## PROBLEM:
Would you pull out every line of the material that contains the string "智能评分"?

BEGIN PROVIDED DATA

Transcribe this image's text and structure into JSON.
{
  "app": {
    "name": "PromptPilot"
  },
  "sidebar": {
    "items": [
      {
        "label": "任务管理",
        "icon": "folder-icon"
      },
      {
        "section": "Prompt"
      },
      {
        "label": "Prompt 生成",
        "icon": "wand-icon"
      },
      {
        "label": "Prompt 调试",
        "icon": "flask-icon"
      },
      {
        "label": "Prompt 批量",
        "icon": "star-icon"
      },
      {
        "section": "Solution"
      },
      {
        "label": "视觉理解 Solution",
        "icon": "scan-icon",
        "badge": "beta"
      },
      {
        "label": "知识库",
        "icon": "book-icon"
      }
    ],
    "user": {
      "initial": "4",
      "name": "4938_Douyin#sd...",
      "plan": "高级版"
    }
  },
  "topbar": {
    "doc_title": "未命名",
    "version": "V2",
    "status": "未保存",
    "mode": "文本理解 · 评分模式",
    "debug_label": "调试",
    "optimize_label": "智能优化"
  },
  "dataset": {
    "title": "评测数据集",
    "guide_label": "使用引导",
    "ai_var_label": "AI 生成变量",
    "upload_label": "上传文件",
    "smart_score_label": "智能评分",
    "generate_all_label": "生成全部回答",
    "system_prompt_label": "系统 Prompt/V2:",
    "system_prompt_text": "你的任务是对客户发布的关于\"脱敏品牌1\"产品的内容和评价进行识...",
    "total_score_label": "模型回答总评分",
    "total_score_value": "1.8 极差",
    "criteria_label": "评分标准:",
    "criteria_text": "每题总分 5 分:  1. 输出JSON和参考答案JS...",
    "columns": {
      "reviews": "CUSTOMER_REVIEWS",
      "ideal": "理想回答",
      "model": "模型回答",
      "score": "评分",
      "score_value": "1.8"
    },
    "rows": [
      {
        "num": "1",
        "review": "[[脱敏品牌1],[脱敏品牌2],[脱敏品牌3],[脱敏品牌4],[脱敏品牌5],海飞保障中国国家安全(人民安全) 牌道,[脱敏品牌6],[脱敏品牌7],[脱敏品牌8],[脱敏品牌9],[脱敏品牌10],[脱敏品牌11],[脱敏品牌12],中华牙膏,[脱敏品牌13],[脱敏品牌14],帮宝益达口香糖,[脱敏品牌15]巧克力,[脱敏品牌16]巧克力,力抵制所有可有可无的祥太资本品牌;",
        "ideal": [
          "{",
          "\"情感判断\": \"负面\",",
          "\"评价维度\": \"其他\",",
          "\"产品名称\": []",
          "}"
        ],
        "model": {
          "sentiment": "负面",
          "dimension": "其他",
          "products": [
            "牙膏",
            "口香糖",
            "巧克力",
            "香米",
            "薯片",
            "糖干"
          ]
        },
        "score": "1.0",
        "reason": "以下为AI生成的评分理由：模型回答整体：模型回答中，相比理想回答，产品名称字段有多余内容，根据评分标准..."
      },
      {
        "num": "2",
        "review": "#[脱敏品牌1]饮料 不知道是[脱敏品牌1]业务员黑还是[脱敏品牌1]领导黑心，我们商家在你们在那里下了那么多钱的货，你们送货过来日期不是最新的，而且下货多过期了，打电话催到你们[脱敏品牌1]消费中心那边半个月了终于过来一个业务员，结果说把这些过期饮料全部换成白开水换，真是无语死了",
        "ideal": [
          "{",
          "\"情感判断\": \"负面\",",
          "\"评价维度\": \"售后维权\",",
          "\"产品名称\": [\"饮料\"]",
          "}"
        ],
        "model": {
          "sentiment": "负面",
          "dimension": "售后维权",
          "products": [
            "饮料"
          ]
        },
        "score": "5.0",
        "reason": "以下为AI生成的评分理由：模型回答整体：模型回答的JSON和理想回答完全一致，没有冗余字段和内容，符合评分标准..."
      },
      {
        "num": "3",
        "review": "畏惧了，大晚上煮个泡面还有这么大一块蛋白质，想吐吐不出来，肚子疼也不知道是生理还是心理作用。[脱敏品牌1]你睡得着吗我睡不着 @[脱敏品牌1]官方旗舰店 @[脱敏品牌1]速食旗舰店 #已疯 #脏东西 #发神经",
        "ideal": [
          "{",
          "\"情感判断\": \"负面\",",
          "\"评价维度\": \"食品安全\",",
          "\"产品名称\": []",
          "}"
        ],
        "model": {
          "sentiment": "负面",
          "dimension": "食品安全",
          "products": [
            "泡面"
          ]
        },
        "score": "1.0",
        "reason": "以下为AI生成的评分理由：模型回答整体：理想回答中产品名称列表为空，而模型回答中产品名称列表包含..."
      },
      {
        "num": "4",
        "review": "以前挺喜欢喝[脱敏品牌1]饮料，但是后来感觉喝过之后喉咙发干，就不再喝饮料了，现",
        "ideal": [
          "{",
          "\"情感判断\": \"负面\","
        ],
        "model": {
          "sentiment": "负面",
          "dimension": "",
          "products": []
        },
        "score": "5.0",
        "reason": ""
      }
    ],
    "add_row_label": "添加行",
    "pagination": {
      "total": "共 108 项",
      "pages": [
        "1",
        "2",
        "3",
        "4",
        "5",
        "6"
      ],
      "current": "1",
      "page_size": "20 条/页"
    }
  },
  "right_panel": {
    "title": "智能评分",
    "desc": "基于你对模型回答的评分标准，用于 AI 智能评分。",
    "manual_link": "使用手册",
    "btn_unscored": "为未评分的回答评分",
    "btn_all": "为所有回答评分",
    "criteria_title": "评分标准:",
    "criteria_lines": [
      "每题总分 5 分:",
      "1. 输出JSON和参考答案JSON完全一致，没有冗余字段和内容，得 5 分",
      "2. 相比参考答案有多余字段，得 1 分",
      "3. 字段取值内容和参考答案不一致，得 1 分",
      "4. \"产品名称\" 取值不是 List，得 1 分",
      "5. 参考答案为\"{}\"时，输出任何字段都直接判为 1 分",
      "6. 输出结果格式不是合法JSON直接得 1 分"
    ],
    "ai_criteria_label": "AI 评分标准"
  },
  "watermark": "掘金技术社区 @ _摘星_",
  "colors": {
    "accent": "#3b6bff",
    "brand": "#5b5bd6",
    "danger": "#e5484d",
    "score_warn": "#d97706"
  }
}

END PROVIDED DATA
BEGIN PROVIDED DATA

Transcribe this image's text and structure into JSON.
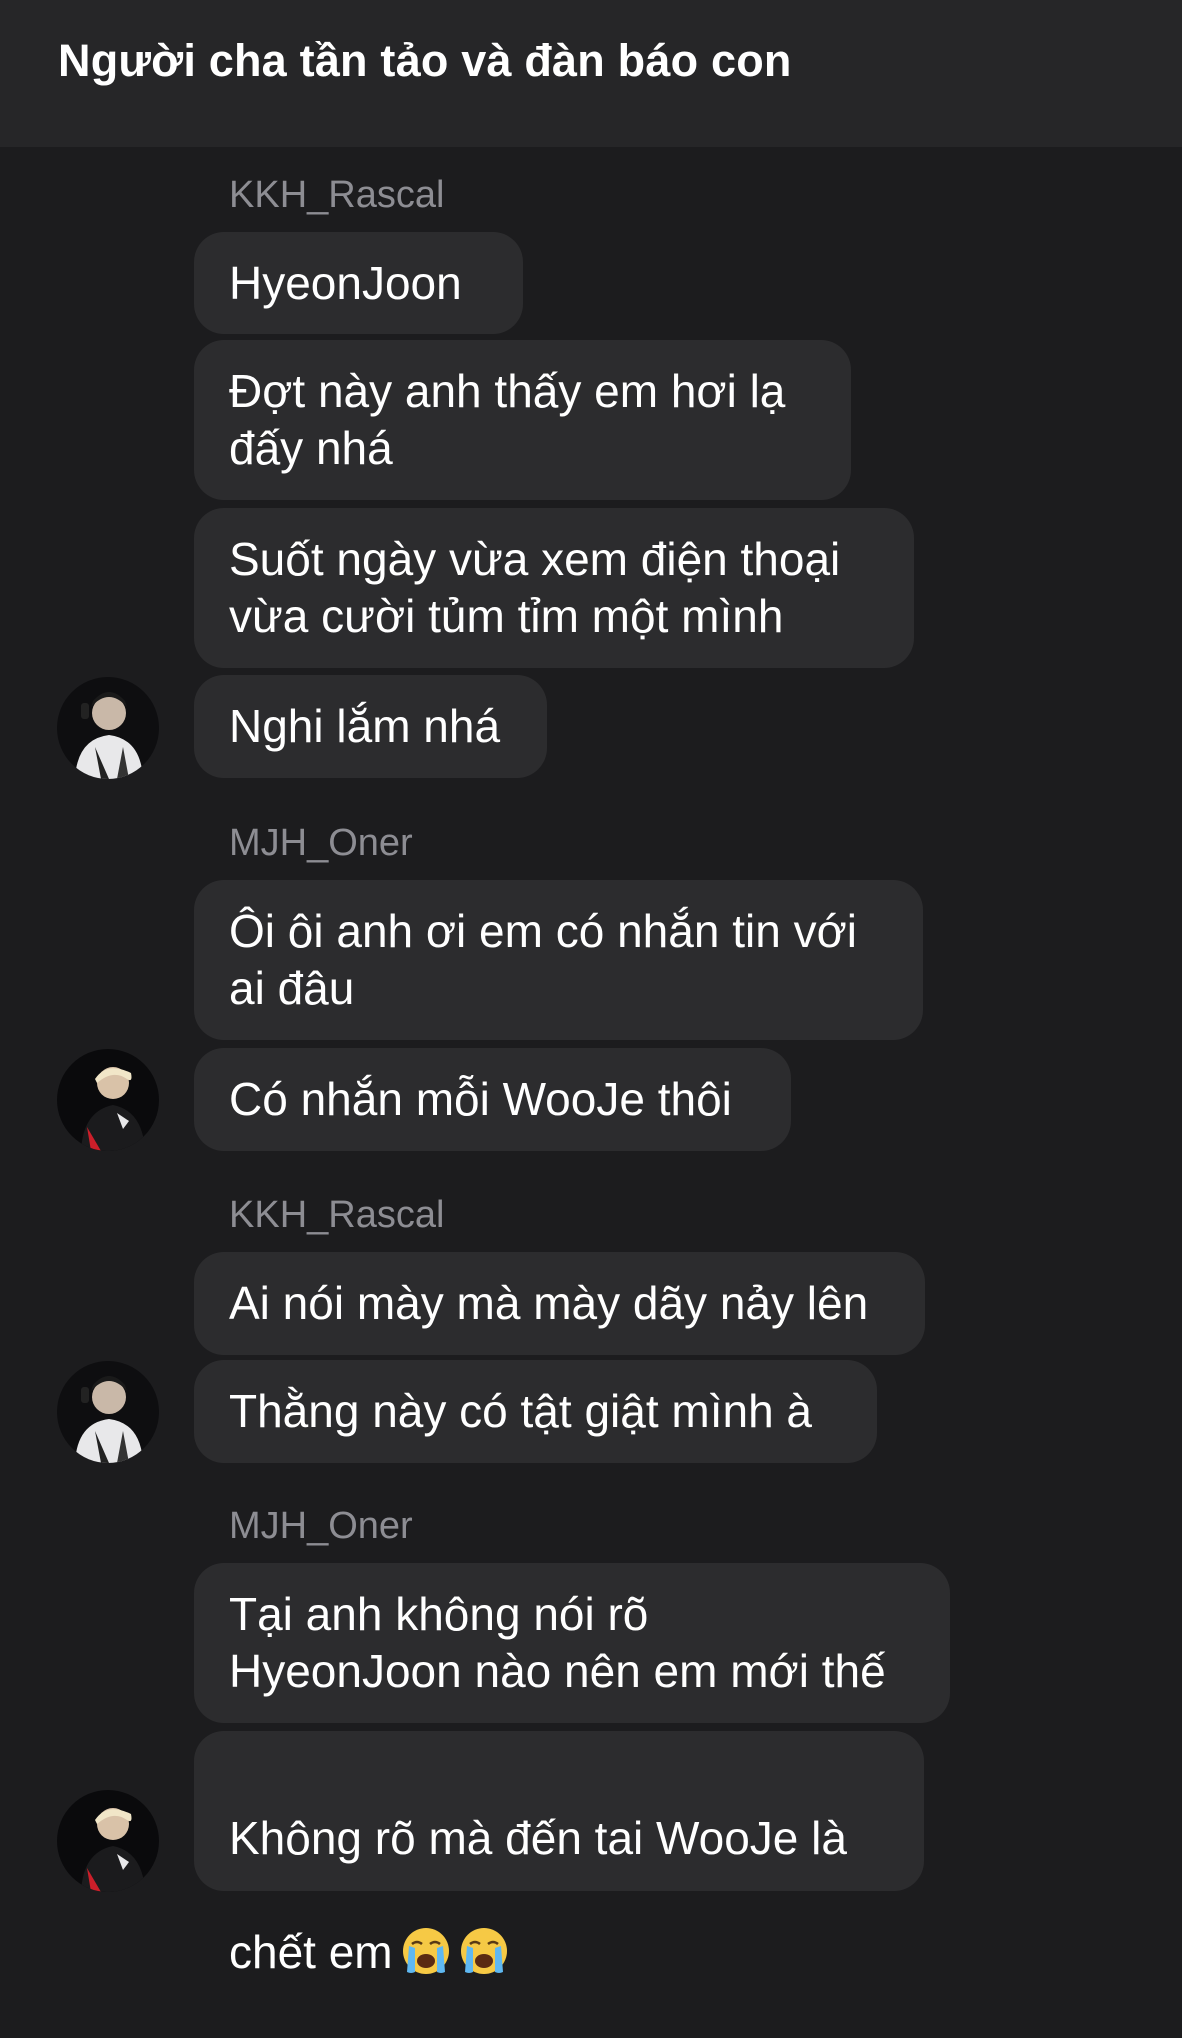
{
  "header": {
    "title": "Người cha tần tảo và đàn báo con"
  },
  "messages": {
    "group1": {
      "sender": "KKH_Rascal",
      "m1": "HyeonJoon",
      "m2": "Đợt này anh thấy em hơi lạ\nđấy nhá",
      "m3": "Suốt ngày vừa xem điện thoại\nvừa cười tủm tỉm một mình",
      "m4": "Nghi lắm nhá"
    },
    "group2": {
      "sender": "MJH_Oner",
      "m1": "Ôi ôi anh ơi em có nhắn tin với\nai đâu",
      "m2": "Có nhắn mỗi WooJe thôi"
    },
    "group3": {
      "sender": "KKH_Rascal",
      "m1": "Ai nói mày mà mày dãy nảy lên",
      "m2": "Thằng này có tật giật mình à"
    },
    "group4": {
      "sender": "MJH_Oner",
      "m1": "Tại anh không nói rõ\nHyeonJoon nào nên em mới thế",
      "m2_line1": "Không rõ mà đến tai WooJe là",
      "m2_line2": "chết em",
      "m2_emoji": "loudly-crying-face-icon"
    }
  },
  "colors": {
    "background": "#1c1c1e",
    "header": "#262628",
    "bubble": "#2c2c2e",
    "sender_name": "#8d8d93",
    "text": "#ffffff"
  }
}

END PROVIDED DATA
BEGIN PROVIDED DATA

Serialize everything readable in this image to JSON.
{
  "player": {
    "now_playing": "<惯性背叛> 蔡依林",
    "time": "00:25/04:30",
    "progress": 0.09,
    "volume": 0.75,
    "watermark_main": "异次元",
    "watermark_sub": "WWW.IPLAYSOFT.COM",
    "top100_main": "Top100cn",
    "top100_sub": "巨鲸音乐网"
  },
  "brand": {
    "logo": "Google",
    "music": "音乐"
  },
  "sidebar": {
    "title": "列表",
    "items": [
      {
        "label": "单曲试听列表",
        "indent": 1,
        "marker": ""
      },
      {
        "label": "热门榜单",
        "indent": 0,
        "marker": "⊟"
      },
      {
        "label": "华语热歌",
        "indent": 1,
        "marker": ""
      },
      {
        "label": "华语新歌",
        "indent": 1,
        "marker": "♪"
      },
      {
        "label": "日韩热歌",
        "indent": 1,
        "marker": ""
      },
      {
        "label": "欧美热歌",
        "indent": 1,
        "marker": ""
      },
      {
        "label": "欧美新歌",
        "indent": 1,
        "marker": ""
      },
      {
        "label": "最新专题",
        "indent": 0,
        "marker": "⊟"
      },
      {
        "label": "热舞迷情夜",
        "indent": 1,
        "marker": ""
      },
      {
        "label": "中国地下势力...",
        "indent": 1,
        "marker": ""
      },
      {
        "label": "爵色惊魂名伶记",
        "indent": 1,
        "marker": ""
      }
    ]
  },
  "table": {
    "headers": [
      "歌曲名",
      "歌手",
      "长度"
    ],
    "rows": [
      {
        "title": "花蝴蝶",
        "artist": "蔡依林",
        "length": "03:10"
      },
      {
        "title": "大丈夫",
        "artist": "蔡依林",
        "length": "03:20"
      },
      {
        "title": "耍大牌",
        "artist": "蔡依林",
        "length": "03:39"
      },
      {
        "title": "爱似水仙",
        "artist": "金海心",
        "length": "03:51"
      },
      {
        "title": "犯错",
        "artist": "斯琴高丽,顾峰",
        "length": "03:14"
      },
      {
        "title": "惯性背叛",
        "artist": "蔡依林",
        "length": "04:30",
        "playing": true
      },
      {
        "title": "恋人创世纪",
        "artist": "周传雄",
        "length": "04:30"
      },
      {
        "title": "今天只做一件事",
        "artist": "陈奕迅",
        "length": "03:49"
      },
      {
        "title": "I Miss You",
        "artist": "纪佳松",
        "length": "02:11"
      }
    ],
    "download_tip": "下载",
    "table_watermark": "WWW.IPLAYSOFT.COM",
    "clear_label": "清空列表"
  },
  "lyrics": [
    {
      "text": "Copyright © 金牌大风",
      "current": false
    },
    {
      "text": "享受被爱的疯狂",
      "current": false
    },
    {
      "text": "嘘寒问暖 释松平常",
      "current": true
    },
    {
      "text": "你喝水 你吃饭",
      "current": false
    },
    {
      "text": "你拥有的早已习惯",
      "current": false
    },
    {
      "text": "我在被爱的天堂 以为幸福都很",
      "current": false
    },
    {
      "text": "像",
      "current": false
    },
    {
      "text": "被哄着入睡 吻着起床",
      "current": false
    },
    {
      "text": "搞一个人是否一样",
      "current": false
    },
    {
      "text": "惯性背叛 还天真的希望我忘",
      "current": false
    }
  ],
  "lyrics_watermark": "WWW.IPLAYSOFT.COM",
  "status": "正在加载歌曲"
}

END PROVIDED DATA

## THE REPLY:
    "smart_score_label": "智能评分",
    "title": "智能评分",
    "desc": "基于你对模型回答的评分标准，用于 AI 智能评分。",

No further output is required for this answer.